EXERCISE INSTRUCTIONS ::
Look at each line below and tally those holding "title"; answer with that figure and nothing else.

(Items from an interface collection)
_ _ _
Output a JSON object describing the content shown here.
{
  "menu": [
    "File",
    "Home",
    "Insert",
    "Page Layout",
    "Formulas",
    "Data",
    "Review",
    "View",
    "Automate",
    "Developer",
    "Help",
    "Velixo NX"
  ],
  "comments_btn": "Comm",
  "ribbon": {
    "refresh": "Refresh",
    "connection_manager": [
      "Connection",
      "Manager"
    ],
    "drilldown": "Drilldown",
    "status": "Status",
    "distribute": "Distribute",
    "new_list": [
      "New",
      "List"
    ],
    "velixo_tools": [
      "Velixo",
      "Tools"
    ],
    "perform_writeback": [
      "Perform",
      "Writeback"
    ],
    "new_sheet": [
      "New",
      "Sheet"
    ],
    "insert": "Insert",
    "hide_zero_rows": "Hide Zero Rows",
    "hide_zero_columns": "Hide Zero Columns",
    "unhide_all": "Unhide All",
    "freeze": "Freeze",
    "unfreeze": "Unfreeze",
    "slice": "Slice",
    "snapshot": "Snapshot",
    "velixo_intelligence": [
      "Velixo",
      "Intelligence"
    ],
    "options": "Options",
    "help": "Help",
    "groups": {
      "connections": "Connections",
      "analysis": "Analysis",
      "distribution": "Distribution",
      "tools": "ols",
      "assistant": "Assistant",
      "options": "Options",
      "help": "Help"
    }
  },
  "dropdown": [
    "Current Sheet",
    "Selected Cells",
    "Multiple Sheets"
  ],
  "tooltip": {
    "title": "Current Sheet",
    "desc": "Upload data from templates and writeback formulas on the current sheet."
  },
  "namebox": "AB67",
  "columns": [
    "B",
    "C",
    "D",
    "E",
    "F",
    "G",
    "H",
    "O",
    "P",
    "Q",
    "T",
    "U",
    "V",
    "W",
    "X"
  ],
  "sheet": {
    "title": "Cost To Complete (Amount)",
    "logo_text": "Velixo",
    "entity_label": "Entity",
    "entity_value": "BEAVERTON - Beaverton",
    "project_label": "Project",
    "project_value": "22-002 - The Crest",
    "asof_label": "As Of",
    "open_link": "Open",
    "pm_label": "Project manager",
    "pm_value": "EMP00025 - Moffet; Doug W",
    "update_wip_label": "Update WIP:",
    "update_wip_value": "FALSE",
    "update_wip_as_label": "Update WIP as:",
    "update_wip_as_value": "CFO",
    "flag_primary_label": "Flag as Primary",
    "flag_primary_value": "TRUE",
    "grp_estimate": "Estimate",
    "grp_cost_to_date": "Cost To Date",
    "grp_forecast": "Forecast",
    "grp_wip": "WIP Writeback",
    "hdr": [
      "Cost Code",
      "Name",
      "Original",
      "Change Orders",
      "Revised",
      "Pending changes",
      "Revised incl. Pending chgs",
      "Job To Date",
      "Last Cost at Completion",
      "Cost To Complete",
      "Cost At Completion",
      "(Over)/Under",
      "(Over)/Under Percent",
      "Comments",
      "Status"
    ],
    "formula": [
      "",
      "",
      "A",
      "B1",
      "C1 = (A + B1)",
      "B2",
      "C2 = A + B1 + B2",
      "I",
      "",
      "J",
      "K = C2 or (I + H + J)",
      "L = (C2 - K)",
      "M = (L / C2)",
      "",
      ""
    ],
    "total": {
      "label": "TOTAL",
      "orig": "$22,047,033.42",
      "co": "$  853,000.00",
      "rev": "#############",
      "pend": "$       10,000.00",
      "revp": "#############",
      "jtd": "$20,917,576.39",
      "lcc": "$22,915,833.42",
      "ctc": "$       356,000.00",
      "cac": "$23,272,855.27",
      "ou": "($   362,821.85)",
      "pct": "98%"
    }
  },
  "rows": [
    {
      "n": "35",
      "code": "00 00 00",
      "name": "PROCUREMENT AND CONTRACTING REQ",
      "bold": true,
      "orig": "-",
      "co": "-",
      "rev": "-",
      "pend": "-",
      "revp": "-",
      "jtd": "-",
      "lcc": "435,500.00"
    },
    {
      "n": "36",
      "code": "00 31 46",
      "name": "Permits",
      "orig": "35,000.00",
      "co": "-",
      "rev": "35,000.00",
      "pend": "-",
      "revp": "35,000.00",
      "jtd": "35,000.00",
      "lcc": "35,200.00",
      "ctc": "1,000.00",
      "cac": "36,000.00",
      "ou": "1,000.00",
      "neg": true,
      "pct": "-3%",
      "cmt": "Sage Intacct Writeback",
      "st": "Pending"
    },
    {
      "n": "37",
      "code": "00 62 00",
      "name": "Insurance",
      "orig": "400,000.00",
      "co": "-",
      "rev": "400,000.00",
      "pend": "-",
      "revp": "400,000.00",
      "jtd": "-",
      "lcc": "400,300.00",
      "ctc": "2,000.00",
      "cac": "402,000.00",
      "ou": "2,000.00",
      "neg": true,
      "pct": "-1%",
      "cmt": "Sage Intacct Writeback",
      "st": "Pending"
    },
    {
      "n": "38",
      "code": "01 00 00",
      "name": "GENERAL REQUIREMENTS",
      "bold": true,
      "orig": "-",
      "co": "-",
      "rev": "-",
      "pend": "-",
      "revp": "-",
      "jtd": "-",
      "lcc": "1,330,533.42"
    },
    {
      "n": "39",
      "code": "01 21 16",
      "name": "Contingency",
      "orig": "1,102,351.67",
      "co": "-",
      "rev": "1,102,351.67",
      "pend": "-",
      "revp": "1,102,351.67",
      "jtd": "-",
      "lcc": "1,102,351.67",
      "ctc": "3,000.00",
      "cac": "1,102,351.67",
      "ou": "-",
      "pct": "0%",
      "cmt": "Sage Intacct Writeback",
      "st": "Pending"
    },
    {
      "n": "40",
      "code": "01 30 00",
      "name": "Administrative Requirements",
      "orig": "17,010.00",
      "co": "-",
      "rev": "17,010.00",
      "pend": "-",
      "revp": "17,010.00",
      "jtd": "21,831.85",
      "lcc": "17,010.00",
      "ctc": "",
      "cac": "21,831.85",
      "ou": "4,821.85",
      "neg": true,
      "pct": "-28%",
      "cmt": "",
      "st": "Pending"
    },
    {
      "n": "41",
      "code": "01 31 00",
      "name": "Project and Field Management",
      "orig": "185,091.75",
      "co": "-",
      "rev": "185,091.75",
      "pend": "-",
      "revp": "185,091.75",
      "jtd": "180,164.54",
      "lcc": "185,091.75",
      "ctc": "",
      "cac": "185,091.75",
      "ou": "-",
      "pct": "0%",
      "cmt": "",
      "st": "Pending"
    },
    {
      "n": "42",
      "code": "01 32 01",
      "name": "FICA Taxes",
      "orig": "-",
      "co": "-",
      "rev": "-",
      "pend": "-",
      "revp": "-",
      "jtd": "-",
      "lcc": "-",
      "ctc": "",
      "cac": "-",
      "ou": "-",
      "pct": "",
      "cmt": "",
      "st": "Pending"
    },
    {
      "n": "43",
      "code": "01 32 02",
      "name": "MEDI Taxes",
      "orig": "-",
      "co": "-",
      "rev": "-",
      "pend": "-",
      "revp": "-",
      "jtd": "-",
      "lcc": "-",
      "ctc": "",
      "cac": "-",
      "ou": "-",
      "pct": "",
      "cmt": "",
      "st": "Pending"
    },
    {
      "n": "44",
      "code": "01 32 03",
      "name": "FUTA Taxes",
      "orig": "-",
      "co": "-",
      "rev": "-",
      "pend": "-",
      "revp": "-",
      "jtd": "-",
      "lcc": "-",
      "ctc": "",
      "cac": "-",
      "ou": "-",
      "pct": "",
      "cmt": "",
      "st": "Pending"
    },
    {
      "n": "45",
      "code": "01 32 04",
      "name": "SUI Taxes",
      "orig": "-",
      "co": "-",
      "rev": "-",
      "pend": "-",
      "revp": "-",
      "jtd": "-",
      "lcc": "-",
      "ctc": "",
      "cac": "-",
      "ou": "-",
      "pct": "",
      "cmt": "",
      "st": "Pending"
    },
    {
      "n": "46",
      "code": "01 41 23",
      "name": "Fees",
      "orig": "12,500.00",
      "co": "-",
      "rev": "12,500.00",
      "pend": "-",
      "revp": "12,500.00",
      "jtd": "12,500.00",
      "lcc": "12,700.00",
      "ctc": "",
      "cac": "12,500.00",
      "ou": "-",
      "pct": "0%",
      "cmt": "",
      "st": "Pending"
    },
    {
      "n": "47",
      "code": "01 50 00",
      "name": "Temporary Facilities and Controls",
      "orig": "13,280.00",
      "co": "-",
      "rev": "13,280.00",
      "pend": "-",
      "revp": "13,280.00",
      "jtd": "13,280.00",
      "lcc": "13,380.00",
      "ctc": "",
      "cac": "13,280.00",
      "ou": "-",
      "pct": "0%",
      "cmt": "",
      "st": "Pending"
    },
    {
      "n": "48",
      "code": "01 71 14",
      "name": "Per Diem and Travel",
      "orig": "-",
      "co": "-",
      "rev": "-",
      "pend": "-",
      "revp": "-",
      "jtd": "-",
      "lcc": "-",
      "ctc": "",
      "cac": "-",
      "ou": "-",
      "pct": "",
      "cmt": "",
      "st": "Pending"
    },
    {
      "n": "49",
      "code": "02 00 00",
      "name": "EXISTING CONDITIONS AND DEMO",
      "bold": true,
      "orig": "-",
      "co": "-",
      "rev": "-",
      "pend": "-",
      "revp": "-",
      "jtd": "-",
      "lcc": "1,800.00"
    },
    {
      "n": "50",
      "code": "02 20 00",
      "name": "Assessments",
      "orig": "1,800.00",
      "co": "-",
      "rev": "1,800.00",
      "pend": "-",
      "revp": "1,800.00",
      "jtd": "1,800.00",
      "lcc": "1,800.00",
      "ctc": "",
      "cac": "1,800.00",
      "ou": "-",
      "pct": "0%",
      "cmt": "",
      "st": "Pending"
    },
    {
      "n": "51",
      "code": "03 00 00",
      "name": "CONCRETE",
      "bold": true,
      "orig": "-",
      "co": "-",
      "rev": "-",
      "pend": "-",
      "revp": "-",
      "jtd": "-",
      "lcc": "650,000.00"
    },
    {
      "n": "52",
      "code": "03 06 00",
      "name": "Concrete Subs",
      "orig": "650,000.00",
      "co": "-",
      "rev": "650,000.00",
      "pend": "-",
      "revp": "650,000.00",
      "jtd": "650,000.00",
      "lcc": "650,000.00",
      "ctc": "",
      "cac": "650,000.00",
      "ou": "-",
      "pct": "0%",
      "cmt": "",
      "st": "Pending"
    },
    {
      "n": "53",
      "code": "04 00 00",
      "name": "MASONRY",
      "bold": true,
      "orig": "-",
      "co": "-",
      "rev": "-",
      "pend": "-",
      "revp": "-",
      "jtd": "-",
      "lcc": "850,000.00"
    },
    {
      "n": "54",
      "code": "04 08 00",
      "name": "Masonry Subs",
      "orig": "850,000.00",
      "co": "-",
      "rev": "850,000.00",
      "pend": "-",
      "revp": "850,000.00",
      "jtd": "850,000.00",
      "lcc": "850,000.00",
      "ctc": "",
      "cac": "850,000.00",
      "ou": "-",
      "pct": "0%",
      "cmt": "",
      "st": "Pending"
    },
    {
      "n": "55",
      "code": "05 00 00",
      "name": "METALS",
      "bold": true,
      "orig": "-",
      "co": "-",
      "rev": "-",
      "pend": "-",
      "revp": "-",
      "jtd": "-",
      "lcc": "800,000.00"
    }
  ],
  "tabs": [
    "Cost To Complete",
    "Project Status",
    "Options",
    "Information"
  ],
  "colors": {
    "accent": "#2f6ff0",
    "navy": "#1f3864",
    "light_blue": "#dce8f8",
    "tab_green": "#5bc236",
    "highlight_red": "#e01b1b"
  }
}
_ _ _
WRITTEN ANSWER ::
2